__WORK TO BE COMPLETED__
The entries below should be output exactly as written.

__ITEMS__
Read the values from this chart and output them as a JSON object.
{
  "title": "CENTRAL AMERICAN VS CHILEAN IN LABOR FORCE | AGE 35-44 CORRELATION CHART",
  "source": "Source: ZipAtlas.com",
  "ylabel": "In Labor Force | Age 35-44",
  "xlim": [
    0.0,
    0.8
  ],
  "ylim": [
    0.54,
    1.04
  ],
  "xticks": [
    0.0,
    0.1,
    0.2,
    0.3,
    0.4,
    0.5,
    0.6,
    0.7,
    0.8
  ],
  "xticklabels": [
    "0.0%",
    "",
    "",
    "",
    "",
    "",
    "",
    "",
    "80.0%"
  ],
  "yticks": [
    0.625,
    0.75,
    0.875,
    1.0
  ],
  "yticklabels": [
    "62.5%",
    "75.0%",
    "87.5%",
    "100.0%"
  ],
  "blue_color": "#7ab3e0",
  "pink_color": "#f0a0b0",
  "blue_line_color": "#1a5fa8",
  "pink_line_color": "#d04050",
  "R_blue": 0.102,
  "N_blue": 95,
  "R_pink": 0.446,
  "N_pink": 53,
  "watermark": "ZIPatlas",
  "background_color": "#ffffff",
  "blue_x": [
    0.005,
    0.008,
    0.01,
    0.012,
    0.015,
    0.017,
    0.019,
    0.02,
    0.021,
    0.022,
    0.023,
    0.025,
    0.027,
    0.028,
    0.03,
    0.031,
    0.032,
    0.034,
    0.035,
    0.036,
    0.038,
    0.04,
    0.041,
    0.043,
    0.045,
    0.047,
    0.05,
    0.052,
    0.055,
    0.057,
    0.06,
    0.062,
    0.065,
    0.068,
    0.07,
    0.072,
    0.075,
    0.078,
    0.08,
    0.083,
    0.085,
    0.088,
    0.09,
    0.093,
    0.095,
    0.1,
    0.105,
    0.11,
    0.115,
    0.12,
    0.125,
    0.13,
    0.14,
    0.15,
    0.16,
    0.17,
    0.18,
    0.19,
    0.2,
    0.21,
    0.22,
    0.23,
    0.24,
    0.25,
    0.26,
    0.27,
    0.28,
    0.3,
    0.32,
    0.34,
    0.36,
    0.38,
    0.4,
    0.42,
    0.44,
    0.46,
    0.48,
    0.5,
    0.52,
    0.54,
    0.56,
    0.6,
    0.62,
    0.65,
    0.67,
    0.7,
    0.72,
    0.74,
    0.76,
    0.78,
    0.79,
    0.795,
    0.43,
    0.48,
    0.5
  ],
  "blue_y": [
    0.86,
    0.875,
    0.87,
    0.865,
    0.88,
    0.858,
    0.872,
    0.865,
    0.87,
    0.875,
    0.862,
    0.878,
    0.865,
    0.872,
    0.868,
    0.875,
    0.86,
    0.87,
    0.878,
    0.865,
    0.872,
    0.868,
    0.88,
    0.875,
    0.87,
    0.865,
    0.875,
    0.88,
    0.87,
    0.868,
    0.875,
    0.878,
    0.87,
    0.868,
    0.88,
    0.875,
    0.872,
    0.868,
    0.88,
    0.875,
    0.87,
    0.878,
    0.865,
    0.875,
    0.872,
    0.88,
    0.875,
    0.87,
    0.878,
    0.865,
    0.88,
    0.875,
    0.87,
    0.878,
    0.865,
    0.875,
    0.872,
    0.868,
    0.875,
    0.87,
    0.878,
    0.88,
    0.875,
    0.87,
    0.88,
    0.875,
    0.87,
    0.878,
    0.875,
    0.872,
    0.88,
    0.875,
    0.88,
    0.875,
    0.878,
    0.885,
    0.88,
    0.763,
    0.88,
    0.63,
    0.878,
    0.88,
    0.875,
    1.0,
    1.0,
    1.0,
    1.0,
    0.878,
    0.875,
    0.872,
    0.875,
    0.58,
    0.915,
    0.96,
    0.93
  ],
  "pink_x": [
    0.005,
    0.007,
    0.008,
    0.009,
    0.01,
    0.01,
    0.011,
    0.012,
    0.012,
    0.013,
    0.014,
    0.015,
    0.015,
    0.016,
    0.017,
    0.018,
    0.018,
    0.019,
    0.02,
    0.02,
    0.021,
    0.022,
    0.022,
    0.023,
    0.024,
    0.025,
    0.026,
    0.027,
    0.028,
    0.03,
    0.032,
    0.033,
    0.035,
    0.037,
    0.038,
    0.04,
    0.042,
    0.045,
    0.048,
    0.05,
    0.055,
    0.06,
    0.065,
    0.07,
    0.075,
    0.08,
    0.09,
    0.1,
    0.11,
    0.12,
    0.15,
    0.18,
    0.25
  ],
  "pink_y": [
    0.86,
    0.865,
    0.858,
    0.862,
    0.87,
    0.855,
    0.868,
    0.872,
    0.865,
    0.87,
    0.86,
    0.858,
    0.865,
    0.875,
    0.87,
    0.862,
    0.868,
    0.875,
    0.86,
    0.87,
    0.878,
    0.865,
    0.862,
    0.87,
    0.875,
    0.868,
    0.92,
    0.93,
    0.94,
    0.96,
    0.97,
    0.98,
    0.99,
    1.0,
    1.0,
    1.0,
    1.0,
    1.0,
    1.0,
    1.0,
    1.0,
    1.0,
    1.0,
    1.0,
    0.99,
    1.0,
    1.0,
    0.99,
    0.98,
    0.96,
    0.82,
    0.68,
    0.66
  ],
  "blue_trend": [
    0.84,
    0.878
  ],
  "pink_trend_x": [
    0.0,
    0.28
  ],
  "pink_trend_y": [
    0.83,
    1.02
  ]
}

__EXPECTED ANSWER__
Read the values from this chart and output them as a JSON object.
{
  "title": "CENTRAL AMERICAN VS CHILEAN IN LABOR FORCE | AGE 35-44 CORRELATION CHART",
  "source": "Source: ZipAtlas.com",
  "ylabel": "In Labor Force | Age 35-44",
  "xlim": [
    0.0,
    0.8
  ],
  "ylim": [
    0.54,
    1.04
  ],
  "xticks": [
    0.0,
    0.1,
    0.2,
    0.3,
    0.4,
    0.5,
    0.6,
    0.7,
    0.8
  ],
  "xticklabels": [
    "0.0%",
    "",
    "",
    "",
    "",
    "",
    "",
    "",
    "80.0%"
  ],
  "yticks": [
    0.625,
    0.75,
    0.875,
    1.0
  ],
  "yticklabels": [
    "62.5%",
    "75.0%",
    "87.5%",
    "100.0%"
  ],
  "blue_color": "#7ab3e0",
  "pink_color": "#f0a0b0",
  "blue_line_color": "#1a5fa8",
  "pink_line_color": "#d04050",
  "R_blue": 0.102,
  "N_blue": 95,
  "R_pink": 0.446,
  "N_pink": 53,
  "watermark": "ZIPatlas",
  "background_color": "#ffffff",
  "blue_x": [
    0.005,
    0.008,
    0.01,
    0.012,
    0.015,
    0.017,
    0.019,
    0.02,
    0.021,
    0.022,
    0.023,
    0.025,
    0.027,
    0.028,
    0.03,
    0.031,
    0.032,
    0.034,
    0.035,
    0.036,
    0.038,
    0.04,
    0.041,
    0.043,
    0.045,
    0.047,
    0.05,
    0.052,
    0.055,
    0.057,
    0.06,
    0.062,
    0.065,
    0.068,
    0.07,
    0.072,
    0.075,
    0.078,
    0.08,
    0.083,
    0.085,
    0.088,
    0.09,
    0.093,
    0.095,
    0.1,
    0.105,
    0.11,
    0.115,
    0.12,
    0.125,
    0.13,
    0.14,
    0.15,
    0.16,
    0.17,
    0.18,
    0.19,
    0.2,
    0.21,
    0.22,
    0.23,
    0.24,
    0.25,
    0.26,
    0.27,
    0.28,
    0.3,
    0.32,
    0.34,
    0.36,
    0.38,
    0.4,
    0.42,
    0.44,
    0.46,
    0.48,
    0.5,
    0.52,
    0.54,
    0.56,
    0.6,
    0.62,
    0.65,
    0.67,
    0.7,
    0.72,
    0.74,
    0.76,
    0.78,
    0.79,
    0.795,
    0.43,
    0.48,
    0.5
  ],
  "blue_y": [
    0.86,
    0.875,
    0.87,
    0.865,
    0.88,
    0.858,
    0.872,
    0.865,
    0.87,
    0.875,
    0.862,
    0.878,
    0.865,
    0.872,
    0.868,
    0.875,
    0.86,
    0.87,
    0.878,
    0.865,
    0.872,
    0.868,
    0.88,
    0.875,
    0.87,
    0.865,
    0.875,
    0.88,
    0.87,
    0.868,
    0.875,
    0.878,
    0.87,
    0.868,
    0.88,
    0.875,
    0.872,
    0.868,
    0.88,
    0.875,
    0.87,
    0.878,
    0.865,
    0.875,
    0.872,
    0.88,
    0.875,
    0.87,
    0.878,
    0.865,
    0.88,
    0.875,
    0.87,
    0.878,
    0.865,
    0.875,
    0.872,
    0.868,
    0.875,
    0.87,
    0.878,
    0.88,
    0.875,
    0.87,
    0.88,
    0.875,
    0.87,
    0.878,
    0.875,
    0.872,
    0.88,
    0.875,
    0.88,
    0.875,
    0.878,
    0.885,
    0.88,
    0.763,
    0.88,
    0.63,
    0.878,
    0.88,
    0.875,
    1.0,
    1.0,
    1.0,
    1.0,
    0.878,
    0.875,
    0.872,
    0.875,
    0.58,
    0.915,
    0.96,
    0.93
  ],
  "pink_x": [
    0.005,
    0.007,
    0.008,
    0.009,
    0.01,
    0.01,
    0.011,
    0.012,
    0.012,
    0.013,
    0.014,
    0.015,
    0.015,
    0.016,
    0.017,
    0.018,
    0.018,
    0.019,
    0.02,
    0.02,
    0.021,
    0.022,
    0.022,
    0.023,
    0.024,
    0.025,
    0.026,
    0.027,
    0.028,
    0.03,
    0.032,
    0.033,
    0.035,
    0.037,
    0.038,
    0.04,
    0.042,
    0.045,
    0.048,
    0.05,
    0.055,
    0.06,
    0.065,
    0.07,
    0.075,
    0.08,
    0.09,
    0.1,
    0.11,
    0.12,
    0.15,
    0.18,
    0.25
  ],
  "pink_y": [
    0.86,
    0.865,
    0.858,
    0.862,
    0.87,
    0.855,
    0.868,
    0.872,
    0.865,
    0.87,
    0.86,
    0.858,
    0.865,
    0.875,
    0.87,
    0.862,
    0.868,
    0.875,
    0.86,
    0.87,
    0.878,
    0.865,
    0.862,
    0.87,
    0.875,
    0.868,
    0.92,
    0.93,
    0.94,
    0.96,
    0.97,
    0.98,
    0.99,
    1.0,
    1.0,
    1.0,
    1.0,
    1.0,
    1.0,
    1.0,
    1.0,
    1.0,
    1.0,
    1.0,
    0.99,
    1.0,
    1.0,
    0.99,
    0.98,
    0.96,
    0.82,
    0.68,
    0.66
  ],
  "blue_trend": [
    0.84,
    0.878
  ],
  "pink_trend_x": [
    0.0,
    0.28
  ],
  "pink_trend_y": [
    0.83,
    1.02
  ]
}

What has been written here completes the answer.